* **Tarefas escritas**
1: No trecho sobre Fernando Gabeira, quais são todos os papéis em que ele se dedicou à vida política brasileira, conforme a primeira frase?
2: Dê seguimento ao trecho sobre Fernando Gabeira, começando logo depois da última frase dele.

Seja como guerrilheiro, exilado, militante dos direitos humanos, ambientalista, deputado, jornalista ou escritor, Fernando Gabeira se dedica à vida política brasileira há praticamente meio século.
Gabeira foi filiado ao PT até 2003, quando se deu um rompimento rumoroso com Lula e seu séquito. Foi também colega de Jair Bolsonaro por 16 anos, na Câmara dos Deputados. Ele, autor do clássico “O que é isso, companheiro?”, que entre tantas revolucionou os costumes com a icônica tanga de crochê rosa, no começo dos 80, e mais recentemente recebeu um ‘abraço hetero’ de Bolsonaro, com o ex-capitão dizendo-se apaixonado, em entrevista na GloboNews, há dois meses.
Gabeira construiu uma trajetória original e de respeito, e em suas palavras talvez estejam algumas chaves para se entender o tempo de hoje. “Eu acho que a sobrevivência da democracia não está ameaçada, mas a qualidade dela, sim. A situação brasileira pode ser um pouco mais aproximada com a situação dos Estados Unidos, onde a regressão autoritária acontece de uma certa maneira contrabalanceada pelas instituições, pela justiça, mídia, parlamento”.
“As circunstâncias eleitorais que levam o Bolsonaro e essa vitória são circunstâncias que não podem ser muito reduzidas à visão de que é só a direita que está chegando ao governo. Existem não somente várias visões de direita, como muita gente que é basicamente contra a corrupção.
Não significa que todo o eleitorado que vota no Bolsonaro pensa como ele. É muito comum você ouvir: “eu voto no Bolsonaro apesar das coisas que ele pensa”. É um raciocínio, um cálculo que as pessoas fizeram julgando muito com a presença do PT do outro lado. E ele, muito sabiamente, explorou isso desde o princípio”.
“Eu não posso tomar o Haddad como candidato. Na verdade, ele é a pessoa determinada por um grupo que se recusa a fazer uma autocrítica de toda a roubalheira que houve no país, e que está propondo à sociedade – de uma forma que considero inadequada –, que ela dê um cheque em branco para voltarem e fazerem a mesma coisa. Se você não faz uma autocrítica sobre aquilo tudo que aconteceu – e há uma montanha de provas –, e se dispõe a ganhar de novo o governo, é porque você quer continuar fazendo o mesmo”.
“Eu acho que vamos ter uma possibilidade – quem sabe num horizonte próximo –, de todas aquelas pessoas que estavam separadas começarem a se unir um pouco em torno de uma possibilidade de uma frente democrática que não seja essa caricatura que o PT propôs. Uma frente democrática com pessoas, sem partidos querendo hegemonia; sem essa perspectiva eleitoral imediata. Uma frente democrática que pudesse temperar o caminho, moderar o caminho. E as próximas eleições fariam seu ajuste”.

* **Linhas salvas**

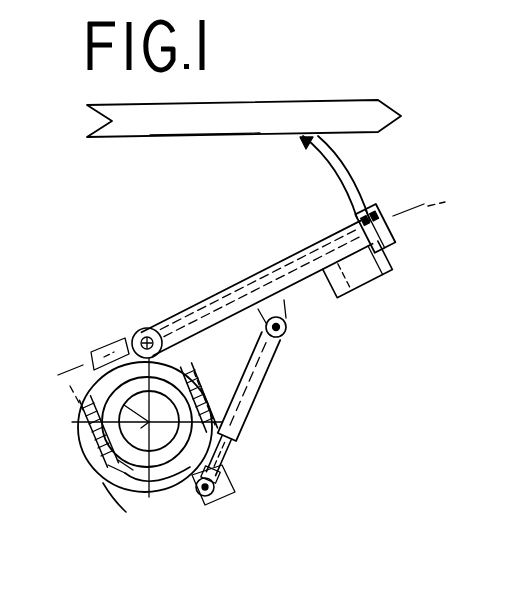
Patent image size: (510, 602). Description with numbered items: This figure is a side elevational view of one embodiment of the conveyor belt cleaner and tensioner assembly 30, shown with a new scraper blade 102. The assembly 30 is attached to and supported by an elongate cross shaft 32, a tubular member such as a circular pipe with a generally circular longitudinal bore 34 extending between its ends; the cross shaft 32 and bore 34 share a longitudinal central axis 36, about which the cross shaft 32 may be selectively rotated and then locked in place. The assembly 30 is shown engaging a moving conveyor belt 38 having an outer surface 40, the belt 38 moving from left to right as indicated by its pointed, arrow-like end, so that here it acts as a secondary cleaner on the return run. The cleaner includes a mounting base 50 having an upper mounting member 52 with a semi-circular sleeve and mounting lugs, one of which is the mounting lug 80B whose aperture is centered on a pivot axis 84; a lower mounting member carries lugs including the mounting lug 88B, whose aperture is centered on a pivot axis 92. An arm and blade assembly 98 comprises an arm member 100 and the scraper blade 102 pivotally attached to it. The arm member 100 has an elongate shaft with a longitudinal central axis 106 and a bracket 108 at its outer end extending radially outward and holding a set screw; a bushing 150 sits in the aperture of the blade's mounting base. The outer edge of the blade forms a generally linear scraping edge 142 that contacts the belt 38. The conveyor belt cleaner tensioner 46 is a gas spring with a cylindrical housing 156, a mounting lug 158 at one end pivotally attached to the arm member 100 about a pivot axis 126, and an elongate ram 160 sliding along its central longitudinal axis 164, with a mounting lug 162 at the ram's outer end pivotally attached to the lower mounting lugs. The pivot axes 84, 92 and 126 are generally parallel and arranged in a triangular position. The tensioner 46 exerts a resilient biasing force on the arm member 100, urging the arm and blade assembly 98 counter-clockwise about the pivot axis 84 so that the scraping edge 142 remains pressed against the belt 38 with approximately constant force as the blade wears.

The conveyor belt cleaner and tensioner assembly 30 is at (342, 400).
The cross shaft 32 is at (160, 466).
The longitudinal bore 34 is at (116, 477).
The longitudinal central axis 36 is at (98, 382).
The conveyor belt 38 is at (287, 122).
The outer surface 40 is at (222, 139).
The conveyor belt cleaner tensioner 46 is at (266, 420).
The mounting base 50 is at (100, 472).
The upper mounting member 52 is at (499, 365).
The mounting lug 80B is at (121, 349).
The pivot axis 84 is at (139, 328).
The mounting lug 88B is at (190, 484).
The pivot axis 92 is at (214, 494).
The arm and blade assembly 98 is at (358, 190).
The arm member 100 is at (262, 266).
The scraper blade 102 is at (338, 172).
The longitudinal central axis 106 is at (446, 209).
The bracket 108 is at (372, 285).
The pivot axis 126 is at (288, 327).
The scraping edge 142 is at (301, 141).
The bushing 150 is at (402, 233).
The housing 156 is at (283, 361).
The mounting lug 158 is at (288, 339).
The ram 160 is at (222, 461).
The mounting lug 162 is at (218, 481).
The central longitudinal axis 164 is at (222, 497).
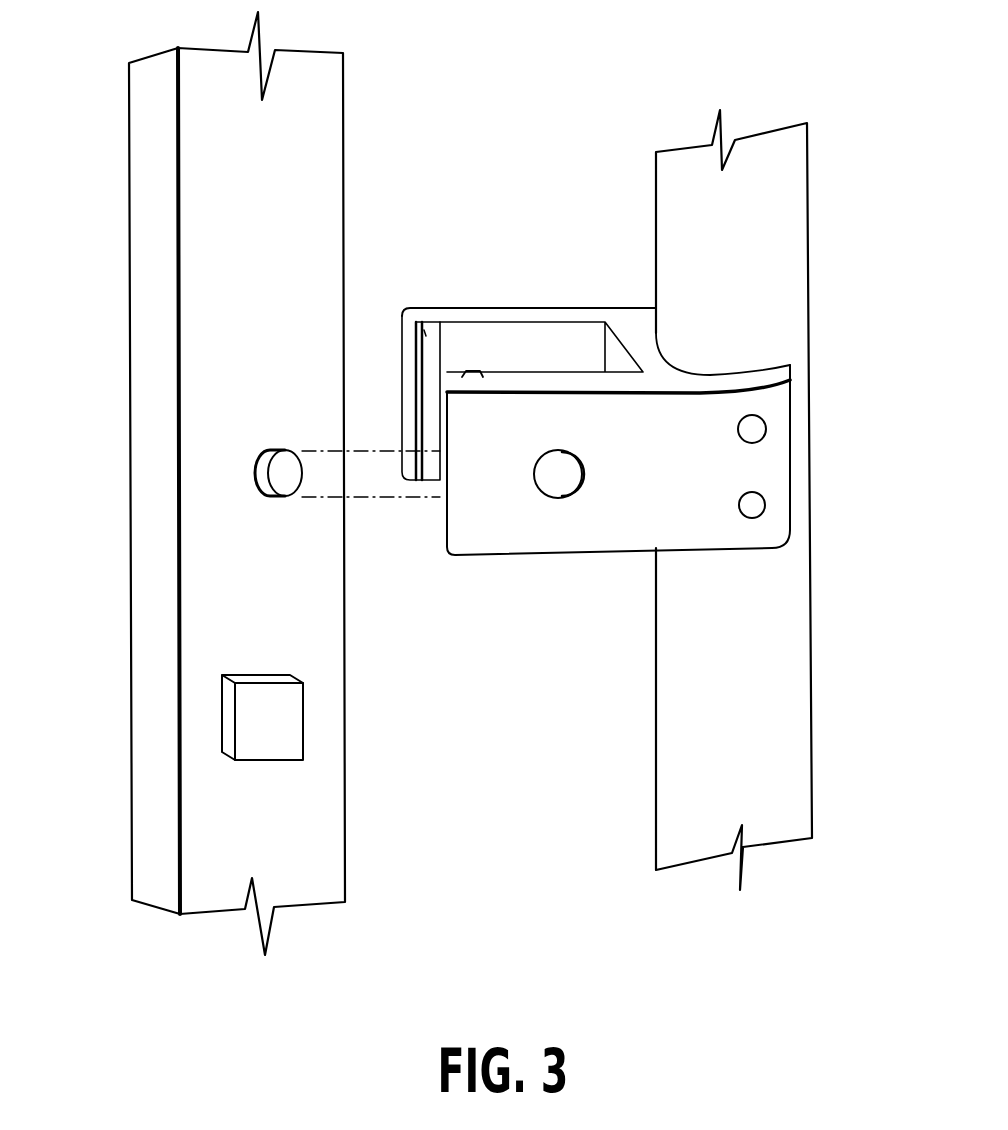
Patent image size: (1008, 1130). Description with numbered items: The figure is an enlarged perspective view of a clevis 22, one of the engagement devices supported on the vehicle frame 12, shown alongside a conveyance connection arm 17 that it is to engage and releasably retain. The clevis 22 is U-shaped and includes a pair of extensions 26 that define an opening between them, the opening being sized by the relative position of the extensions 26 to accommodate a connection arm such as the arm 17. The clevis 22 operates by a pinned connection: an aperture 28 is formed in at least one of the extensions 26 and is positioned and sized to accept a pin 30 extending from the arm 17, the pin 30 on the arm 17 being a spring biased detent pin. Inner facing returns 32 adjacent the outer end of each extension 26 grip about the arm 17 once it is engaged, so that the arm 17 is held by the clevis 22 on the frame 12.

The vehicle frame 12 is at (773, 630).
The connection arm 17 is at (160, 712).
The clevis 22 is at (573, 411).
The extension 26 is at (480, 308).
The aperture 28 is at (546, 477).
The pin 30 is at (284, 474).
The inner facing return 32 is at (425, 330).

* **Resultados**
1: guerrilheiro, exilado, militante dos direitos humanos, ambientalista, deputado, jornalista e escritor

2:
“A ditadura é algo fora do horizonte. As Forças Armadas vão manter uma relação de autonomia em relação a Bolsonaro. Eu acho até que potencialmente, como elemento moderador. Existe no pensamento militar uma visão mais moderada do que do Bolsonaro. Ele é a versão mais popular, com uma série de impurezas que nem sempre os militares consideram uma coisa sensata”.
“Collor veio num contexto ainda de uma eleição analógica. O Bolsonaro veio num contexto de uma eleição digital. Ele tem muitos admiradores que o apoiam, e existe também um corpo de militantes na internet que defendem suas posições. Algo que o Collor não tinha. Ele não tinha ninguém. E o Bolsonaro tem, progressivamente, alguns setores intelectuais que começam de alguma maneira a aparecer em sua defesa. Então, ele tem, no meu entender, uma base mais enraizada que a do Collor”.
“Os elementos do programa do PT que se parecem com o projeto venezuelano foram amplamente discutidos. Este programa surgiu de uma análise do impeachment baseada na presunção de que o partido não procurou tomar o poder, mas apenas vencer as eleições. Uma proposta de Assembleia Constituinte, controle social da mídia e conselhos populares acaba parecendo com o que se passa na Venezuela. E finalmente as entrevistas de José Dirceu sobre o tema, falando em controlar o Judiciário e tomar realmente o poder. Tenho a impressão de que, se o PT vencer as eleições com esse programa, a oposição teria que ser um pouco mais enérgica”.
“Quando esse tema cultural, racial e sexual entrou na campanha, de uma certa maneira abriu um pouco a caixa de Pandora na sociedade, porque veio de cima pra baixo. Agora é necessário tapá-la. Mas, vamos fazer o gênio voltar de novo pra garrafa?
O ideal é começar a baixar o tom, porque grande parte da resistência, da animosidade que o Bolsonaro tem com os movimentos minoritários – seja de gays, mulheres, negros – é que ele os vê muito associados à esquerda e ao PT. Ele os vê como uma continuação do PT.
Na verdade esse é um problema brasileiro. Esses movimentos ficaram muito dependentes do poder do governo, às vezes até financeiramente. E se associaram com a esquerda.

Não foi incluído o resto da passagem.